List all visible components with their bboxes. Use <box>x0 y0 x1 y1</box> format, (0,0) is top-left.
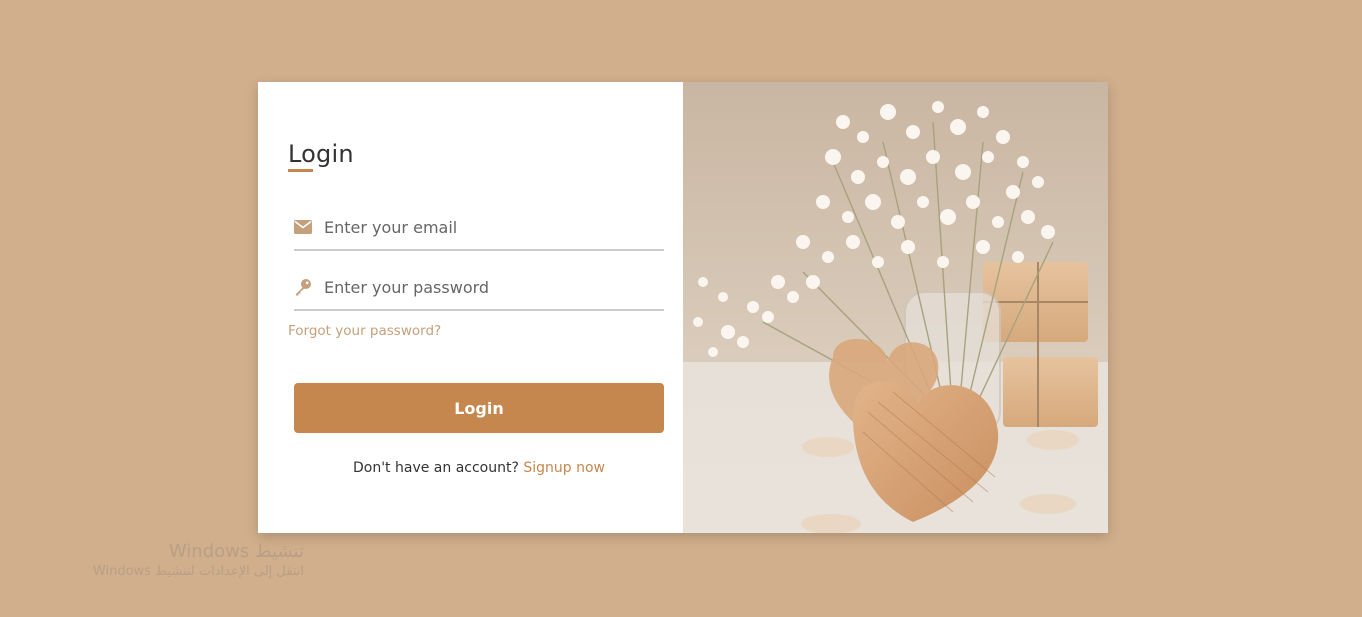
email-field <box>294 205 664 251</box>
login-button[interactable]: Login <box>294 383 664 433</box>
title-underline <box>288 169 313 172</box>
password-input[interactable] <box>324 272 654 302</box>
signup-prompt-text: Don't have an account? <box>352 460 519 476</box>
page-title: Login <box>288 140 354 168</box>
envelope-icon <box>294 217 324 237</box>
email-input[interactable] <box>324 212 654 242</box>
login-form-panel: Login Forgot your password? Lo <box>258 82 683 533</box>
watermark-line-2: انتقل إلى الإعدادات لتنشيط Windows <box>92 564 304 579</box>
decorative-photo <box>683 82 1108 533</box>
signup-prompt: Don't have an account? Signup now <box>294 460 664 476</box>
watermark-line-1: تنشيط Windows <box>168 541 304 562</box>
key-icon <box>294 277 324 297</box>
password-field <box>294 265 664 311</box>
forgot-password-link[interactable]: Forgot your password? <box>288 323 441 339</box>
signup-link[interactable]: Signup now <box>523 460 605 476</box>
windows-activation-watermark: تنشيط Windows انتقل إلى الإعدادات لتنشيط… <box>60 541 304 579</box>
login-card: Login Forgot your password? Lo <box>258 82 1108 533</box>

◆ Task goal ◆
Arrange every line of the items above as a Markdown table with the columns "Row" and "Line", giving each line a row number and omitting blank lines and the pictures.

◆ Finished exercise ◆
| Row | Line |
|---|---|
| 1 | List all visible components with their bboxes. Use <box>x0 y0 x1 y1</box> format, (0,0) is top-left. |
| 2 | email-field <box>294 205 664 251</box> |
| 3 | login-button[interactable]: Login <box>294 383 664 433</box> |
| 4 | title-underline <box>288 169 313 172</box> |
| 5 | password-input[interactable] <box>324 272 654 302</box> |
| 6 | signup-prompt-text: Don't have an account? <box>352 460 519 476</box> |
| 7 | page-title: Login <box>288 140 354 168</box> |
| 8 | envelope-icon <box>294 217 324 237</box> |
| 9 | email-input[interactable] <box>324 212 654 242</box> |
| 10 | login-form-panel: Login Forgot your password? Lo <box>258 82 683 533</box> |
| 11 | watermark-line-2: انتقل إلى الإعدادات لتنشيط Windows <box>92 564 304 579</box> |
| 12 | decorative-photo <box>683 82 1108 533</box> |
| 13 | signup-prompt: Don't have an account? Signup now <box>294 460 664 476</box> |
| 14 | watermark-line-1: تنشيط Windows <box>168 541 304 562</box> |
| 15 | key-icon <box>294 277 324 297</box> |
| 16 | password-field <box>294 265 664 311</box> |
| 17 | forgot-password-link[interactable]: Forgot your password? <box>288 323 441 339</box> |
| 18 | signup-link[interactable]: Signup now <box>523 460 605 476</box> |
| 19 | windows-activation-watermark: تنشيط Windows انتقل إلى الإعدادات لتنشيط… <box>60 541 304 579</box> |
| 20 | login-card: Login Forgot your password? Lo <box>258 82 1108 533</box> |